▶ [Stated goal]: Gather up every line that includes the string "Competency".

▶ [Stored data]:
* * * * *

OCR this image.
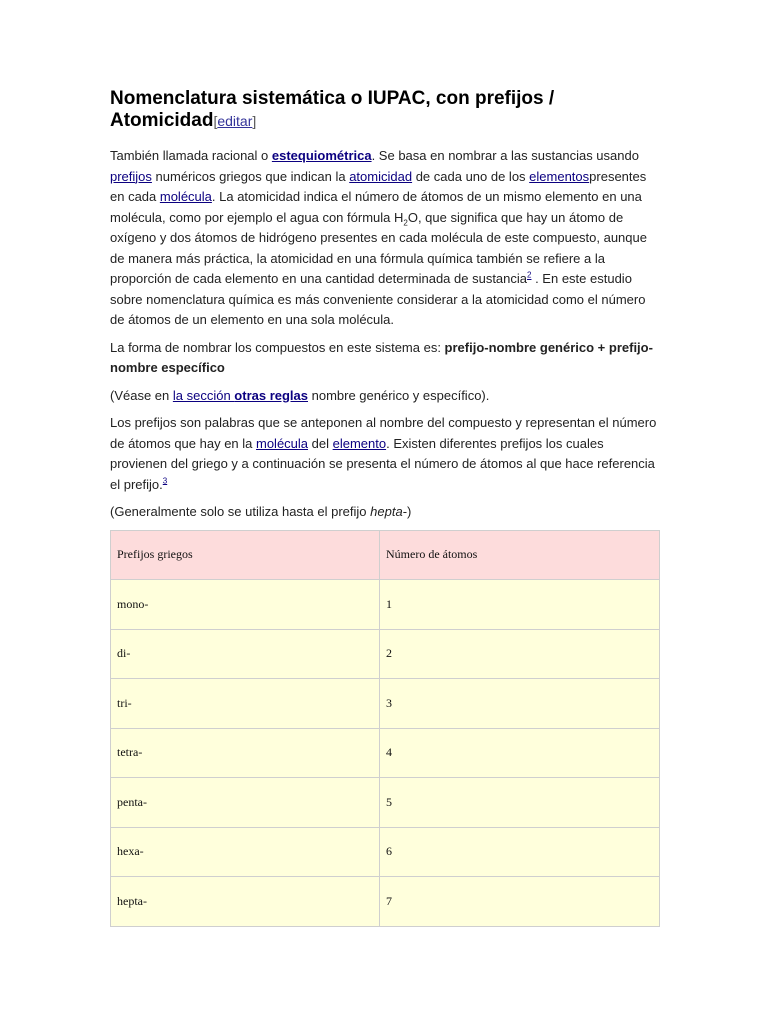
Nomenclatura sistemática o IUPAC, con prefijos / Atomicidad[editar]

También llamada racional o estequiométrica. Se basa en nombrar a las sustancias usando prefijos numéricos griegos que indican la atomicidad de cada uno de los elementospresentes en cada molécula. La atomicidad indica el número de átomos de un mismo elemento en una molécula, como por ejemplo el agua con fórmula $H_2O$, que significa que hay un átomo de oxígeno y dos átomos de hidrógeno presentes en cada molécula de este compuesto, aunque de manera más práctica, la atomicidad en una fórmula química también se refiere a la proporción de cada elemento en una cantidad determinada de sustancia$^2$ . En este estudio sobre nomenclatura química es más conveniente considerar a la atomicidad como el número de átomos de un elemento en una sola molécula.

La forma de nombrar los compuestos en este sistema es: prefijo-nombre genérico + prefijo-nombre específico

(Véase en la sección otras reglas nombre genérico y específico).

Los prefijos son palabras que se anteponen al nombre del compuesto y representan el número de átomos que hay en la molécula del elemento. Existen diferentes prefijos los cuales provienen del griego y a continuación se presenta el número de átomos al que hace referencia el prefijo.$^3$

(Generalmente solo se utiliza hasta el prefijo hepta-)

Prefijos griegos	Número de átomos
mono-	1
di-	2
tri-	3
tetra-	4
penta-	5
hexa-	6
hepta-	7
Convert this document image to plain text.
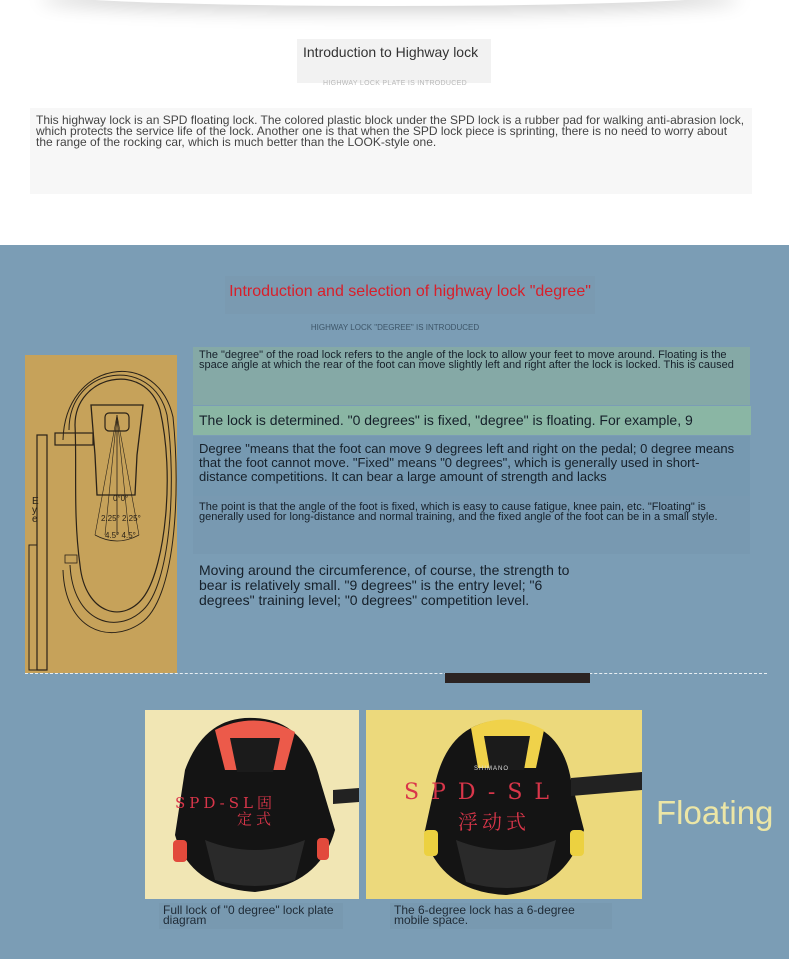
Introduction to Highway lock
HIGHWAY LOCK PLATE IS INTRODUCED
This highway lock is an SPD floating lock. The colored plastic block under the SPD lock is a rubber pad for walking anti-abrasion lock, which protects the service life of the lock. Another one is that when the SPD lock piece is sprinting, there is no need to worry about the range of the rocking car, which is much better than the LOOK-style one.
Introduction and selection of highway lock "degree"
HIGHWAY LOCK "DEGREE" IS INTRODUCED
Eye
0°0°
2.25° 2.25°
4.5° 4.5°
The "degree" of the road lock refers to the angle of the lock to allow your feet to move around. Floating is the space angle at which the rear of the foot can move slightly left and right after the lock is locked. This is caused
The lock is determined. "0 degrees" is fixed, "degree" is floating. For example, 9
Degree "means that the foot can move 9 degrees left and right on the pedal; 0 degree means that the foot cannot move. "Fixed" means "0 degrees", which is generally used in short-distance competitions. It can bear a large amount of strength and lacks
The point is that the angle of the foot is fixed, which is easy to cause fatigue, knee pain, etc. "Floating" is generally used for long-distance and normal training, and the fixed angle of the foot can be in a small style.
Moving around the circumference, of course, the strength to bear is relatively small. "9 degrees" is the entry level; "6 degrees" training level; "0 degrees" competition level.
SPD-SL固
定式
SHIMANO
SPD-SL
浮动式	Floating
Full lock of "0 degree" lock plate diagram
The 6-degree lock has a 6-degree mobile space.
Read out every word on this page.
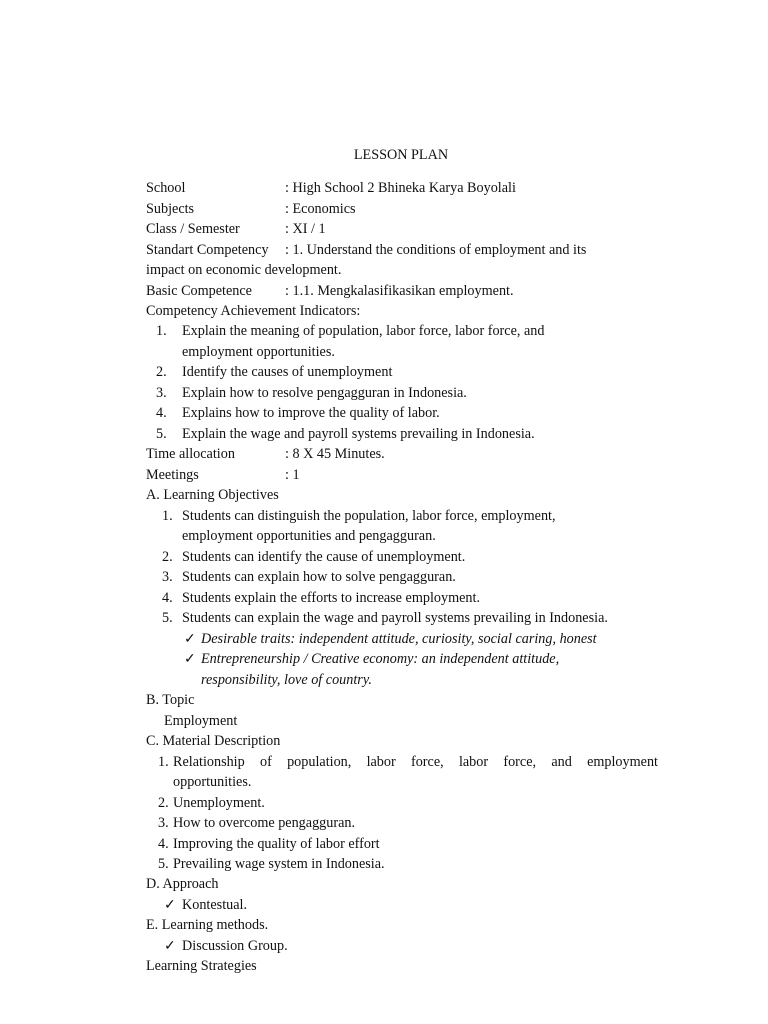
LESSON PLAN
School	: High School 2 Bhineka Karya Boyolali
Subjects	: Economics
Class / Semester	: XI / 1
Standart Competency : 1. Understand the conditions of employment and its
impact on economic development.
Basic Competence : 1.1. Mengkalasifikasikan employment.
Competency Achievement Indicators:
1. Explain the meaning of population, labor force, labor force, and
employment opportunities.
2. Identify the causes of unemployment
3. Explain how to resolve pengagguran in Indonesia.
4. Explains how to improve the quality of labor.
5. Explain the wage and payroll systems prevailing in Indonesia.
Time allocation	: 8 X 45 Minutes.
Meetings	: 1
A. Learning Objectives
1. Students can distinguish the population, labor force, employment,
employment opportunities and pengagguran.
2. Students can identify the cause of unemployment.
3. Students can explain how to solve pengagguran.
4. Students explain the efforts to increase employment.
5. Students can explain the wage and payroll systems prevailing in Indonesia.
✓ Desirable traits: independent attitude, curiosity, social caring, honest
✓ Entrepreneurship / Creative economy: an independent attitude,
responsibility, love of country.
B. Topic
Employment
C. Material Description
1. Relationship of population, labor force, labor force, and employment
opportunities.
2. Unemployment.
3. How to overcome pengagguran.
4. Improving the quality of labor effort
5. Prevailing wage system in Indonesia.
D. Approach
✓ Kontestual.
E. Learning methods.
✓ Discussion Group.
Learning Strategies
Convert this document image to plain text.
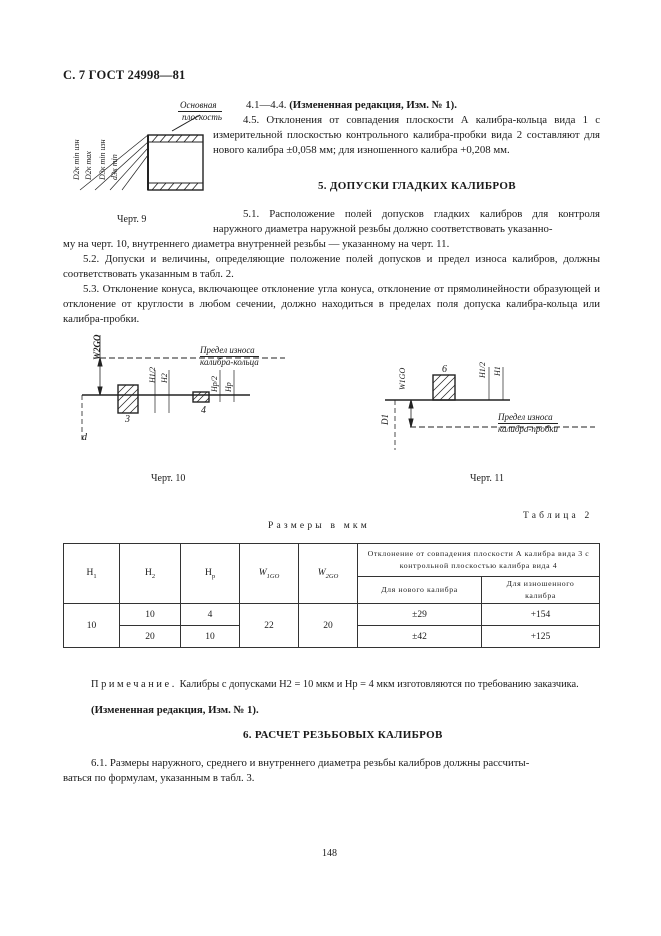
С. 7 ГОСТ 24998—81
Основная
плоскость
D2к min изн D2к max D3к min изн d3к min
Черт. 9
4.1—4.4. (Измененная редакция, Изм. № 1).
4.5. Отклонения от совпадения плоскости А калибра-кольца вида 1 с измерительной плоскостью контрольного калибра-пробки вида 2 составляют для нового калибра ±0,058 мм; для изношенного калибра +0,208 мм.
5. ДОПУСКИ ГЛАДКИХ КАЛИБРОВ
5.1. Расположение полей допусков гладких калибров для контроля наружного диаметра наружной резьбы должно соответствовать указанно-
му на черт. 10, внутреннего диаметра внутренней резьбы — указанному на черт. 11.
5.2. Допуски и величины, определяющие положение полей допусков и предел износа калибров, должны соответствовать указанным в табл. 2.
5.3. Отклонение конуса, включающее отклонение угла конуса, отклонение от прямолинейности образующей и отклонение от круглости в любом сечении, должно находиться в пределах поля допуска калибра-кольца или калибра-пробки.
W2GO	Предел износа
калибра-кольца
H1/2 H2	Hp/2 Hp
3
4
d
Черт. 10
W1GO	6	H1/2 H1
D1	Предел износа
калибра-пробки
Черт. 11
Таблица 2
Размеры в мкм
$H_1$	$H_2$	$H_p$	$W_{1GO}$	$W_{2GO}$	Отклонение от совпадения плоскости А калибра вида 3 с контрольной плоскостью калибра вида 4	
					Для нового калибра	Для изношенного калибра
10	10	4	22	20	±29	+154
	20	10			±42	+125
Примечание. Калибры с допусками H2 = 10 мкм и Hp = 4 мкм изготовляются по требованию заказчика.
(Измененная редакция, Изм. № 1).
6. РАСЧЕТ РЕЗЬБОВЫХ КАЛИБРОВ
6.1. Размеры наружного, среднего и внутреннего диаметра резьбы калибров должны рассчиты-
ваться по формулам, указанным в табл. 3.
148
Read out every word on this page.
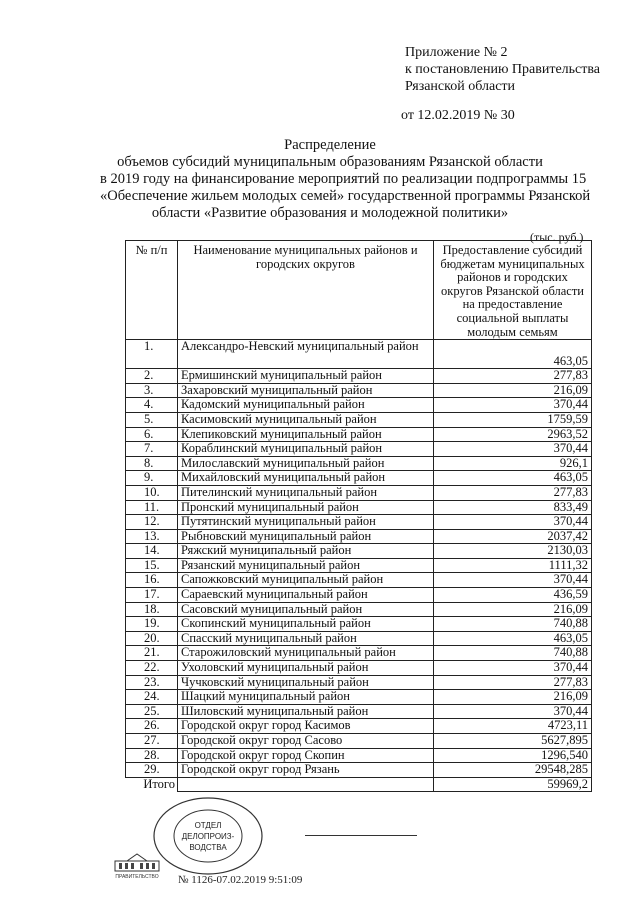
Приложение № 2
к постановлению Правительства
Рязанской области
от 12.02.2019 № 30
Распределение
объемов субсидий муниципальным образованиям Рязанской области
в 2019 году на финансирование мероприятий по реализации подпрограммы 15
«Обеспечение жильем молодых семей» государственной программы Рязанской
области «Развитие образования и молодежной политики»
(тыс. руб.)
№ п/п	Наименование муниципальных районов и городских округов	Предоставление субсидий бюджетам муниципальных районов и городских округов Рязанской области на предоставление социальной выплаты молодым семьям
1.	Александро-Невский муниципальный район	463,05
2.	Ермишинский муниципальный район	277,83
3.	Захаровский муниципальный район	216,09
4.	Кадомский муниципальный район	370,44
5.	Касимовский муниципальный район	1759,59
6.	Клепиковский муниципальный район	2963,52
7.	Кораблинский муниципальный район	370,44
8.	Милославский муниципальный район	926,1
9.	Михайловский муниципальный район	463,05
10.	Пителинский муниципальный район	277,83
11.	Пронский муниципальный район	833,49
12.	Путятинский муниципальный район	370,44
13.	Рыбновский муниципальный район	2037,42
14.	Ряжский муниципальный район	2130,03
15.	Рязанский муниципальный район	1111,32
16.	Сапожковский муниципальный район	370,44
17.	Сараевский муниципальный район	436,59
18.	Сасовский муниципальный район	216,09
19.	Скопинский муниципальный район	740,88
20.	Спасский муниципальный район	463,05
21.	Старожиловский муниципальный район	740,88
22.	Ухоловский муниципальный район	370,44
23.	Чучковский муниципальный район	277,83
24.	Шацкий муниципальный район	216,09
25.	Шиловский муниципальный район	370,44
26.	Городской округ город Касимов	4723,11
27.	Городской округ город Сасово	5627,895
28.	Городской округ город Скопин	1296,540
29.	Городской округ город Рязань	29548,285
Итого		59969,2
ОТДЕЛ
ДЕЛОПРОИЗ-
ВОДСТВА
ПРАВИТЕЛЬСТВО № 1126-07.02.2019 9:51:09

* * * * *

▶ [Written response]:
Standart Competency : 1. Understand the conditions of employment and its
Competency Achievement Indicators:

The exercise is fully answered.